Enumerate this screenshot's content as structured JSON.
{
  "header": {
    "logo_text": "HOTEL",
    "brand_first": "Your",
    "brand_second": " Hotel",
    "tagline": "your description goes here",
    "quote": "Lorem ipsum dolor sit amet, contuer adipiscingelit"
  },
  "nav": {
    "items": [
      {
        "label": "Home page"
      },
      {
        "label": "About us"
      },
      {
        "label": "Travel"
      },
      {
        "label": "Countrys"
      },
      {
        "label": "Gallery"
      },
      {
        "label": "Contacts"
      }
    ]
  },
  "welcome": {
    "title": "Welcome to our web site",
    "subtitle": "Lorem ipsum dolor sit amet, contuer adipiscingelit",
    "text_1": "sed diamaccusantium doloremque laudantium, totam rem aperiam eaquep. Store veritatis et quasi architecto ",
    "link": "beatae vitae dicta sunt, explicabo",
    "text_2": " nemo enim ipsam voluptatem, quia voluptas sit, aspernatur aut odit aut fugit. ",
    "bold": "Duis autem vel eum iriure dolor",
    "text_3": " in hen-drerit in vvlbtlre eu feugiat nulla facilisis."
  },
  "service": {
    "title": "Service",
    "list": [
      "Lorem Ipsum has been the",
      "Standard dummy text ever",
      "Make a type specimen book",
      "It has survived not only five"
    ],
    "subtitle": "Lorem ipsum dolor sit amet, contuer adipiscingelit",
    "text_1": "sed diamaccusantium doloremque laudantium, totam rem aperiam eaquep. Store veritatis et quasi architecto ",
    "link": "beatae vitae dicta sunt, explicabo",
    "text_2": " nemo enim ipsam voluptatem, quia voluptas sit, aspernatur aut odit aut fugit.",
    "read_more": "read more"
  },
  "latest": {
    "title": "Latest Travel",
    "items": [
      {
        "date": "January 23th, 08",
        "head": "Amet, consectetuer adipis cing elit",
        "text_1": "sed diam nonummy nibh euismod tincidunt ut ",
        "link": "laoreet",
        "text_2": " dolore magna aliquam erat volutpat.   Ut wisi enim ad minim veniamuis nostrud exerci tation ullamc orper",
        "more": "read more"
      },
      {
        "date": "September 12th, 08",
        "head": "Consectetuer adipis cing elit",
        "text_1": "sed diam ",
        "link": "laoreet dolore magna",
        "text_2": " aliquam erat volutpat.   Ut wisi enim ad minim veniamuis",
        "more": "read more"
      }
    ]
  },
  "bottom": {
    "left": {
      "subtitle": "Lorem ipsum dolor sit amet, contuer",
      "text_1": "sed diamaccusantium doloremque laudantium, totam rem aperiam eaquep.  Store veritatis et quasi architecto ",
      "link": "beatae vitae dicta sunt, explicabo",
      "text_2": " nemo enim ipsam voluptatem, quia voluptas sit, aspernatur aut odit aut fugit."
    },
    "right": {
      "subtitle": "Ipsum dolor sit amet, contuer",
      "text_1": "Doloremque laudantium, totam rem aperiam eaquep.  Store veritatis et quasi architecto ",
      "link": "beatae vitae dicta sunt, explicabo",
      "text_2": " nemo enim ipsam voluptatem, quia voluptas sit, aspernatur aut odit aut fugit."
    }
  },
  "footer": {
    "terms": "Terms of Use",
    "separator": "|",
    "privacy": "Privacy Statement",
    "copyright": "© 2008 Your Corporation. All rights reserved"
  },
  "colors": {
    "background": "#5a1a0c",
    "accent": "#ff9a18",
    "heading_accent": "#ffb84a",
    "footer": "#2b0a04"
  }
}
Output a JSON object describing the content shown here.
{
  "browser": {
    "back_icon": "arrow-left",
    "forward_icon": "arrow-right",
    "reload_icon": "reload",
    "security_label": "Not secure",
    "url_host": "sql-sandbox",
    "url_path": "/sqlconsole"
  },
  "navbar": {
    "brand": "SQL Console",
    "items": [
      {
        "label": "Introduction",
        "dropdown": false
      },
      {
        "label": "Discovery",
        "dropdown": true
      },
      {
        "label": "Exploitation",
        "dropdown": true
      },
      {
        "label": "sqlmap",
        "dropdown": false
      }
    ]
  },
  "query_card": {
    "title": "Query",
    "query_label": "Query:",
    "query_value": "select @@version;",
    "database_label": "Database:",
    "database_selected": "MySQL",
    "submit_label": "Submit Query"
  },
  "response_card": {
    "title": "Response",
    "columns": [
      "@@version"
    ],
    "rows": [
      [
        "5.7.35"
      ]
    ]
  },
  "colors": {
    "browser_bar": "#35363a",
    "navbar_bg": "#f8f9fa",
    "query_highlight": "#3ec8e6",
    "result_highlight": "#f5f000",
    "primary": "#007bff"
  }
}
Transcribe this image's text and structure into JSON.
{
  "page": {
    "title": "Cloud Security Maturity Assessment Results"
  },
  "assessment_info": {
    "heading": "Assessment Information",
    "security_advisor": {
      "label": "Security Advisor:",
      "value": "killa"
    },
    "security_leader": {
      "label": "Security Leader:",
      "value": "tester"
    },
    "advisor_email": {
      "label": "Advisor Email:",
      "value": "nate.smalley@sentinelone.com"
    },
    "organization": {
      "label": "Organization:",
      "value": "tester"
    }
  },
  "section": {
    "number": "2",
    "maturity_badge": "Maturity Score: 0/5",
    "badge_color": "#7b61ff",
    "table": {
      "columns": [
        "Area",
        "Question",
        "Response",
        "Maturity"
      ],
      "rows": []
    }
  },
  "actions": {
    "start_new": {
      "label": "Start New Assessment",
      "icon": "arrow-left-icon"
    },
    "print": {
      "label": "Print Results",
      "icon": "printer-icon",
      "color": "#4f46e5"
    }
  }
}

---+---

**DIRECTIVE**
Return precisely the lines of the records, starting with the line that holds "Transcribe this image's" and ending with the last one.

**EXERCISE SOLUTION**
Transcribe this image's text and structure into JSON.
{
  "page": {
    "title": "Cloud Security Maturity Assessment Results"
  },
  "assessment_info": {
    "heading": "Assessment Information",
    "security_advisor": {
      "label": "Security Advisor:",
      "value": "killa"
    },
    "security_leader": {
      "label": "Security Leader:",
      "value": "tester"
    },
    "advisor_email": {
      "label": "Advisor Email:",
      "value": "nate.smalley@sentinelone.com"
    },
    "organization": {
      "label": "Organization:",
      "value": "tester"
    }
  },
  "section": {
    "number": "2",
    "maturity_badge": "Maturity Score: 0/5",
    "badge_color": "#7b61ff",
    "table": {
      "columns": [
        "Area",
        "Question",
        "Response",
        "Maturity"
      ],
      "rows": []
    }
  },
  "actions": {
    "start_new": {
      "label": "Start New Assessment",
      "icon": "arrow-left-icon"
    },
    "print": {
      "label": "Print Results",
      "icon": "printer-icon",
      "color": "#4f46e5"
    }
  }
}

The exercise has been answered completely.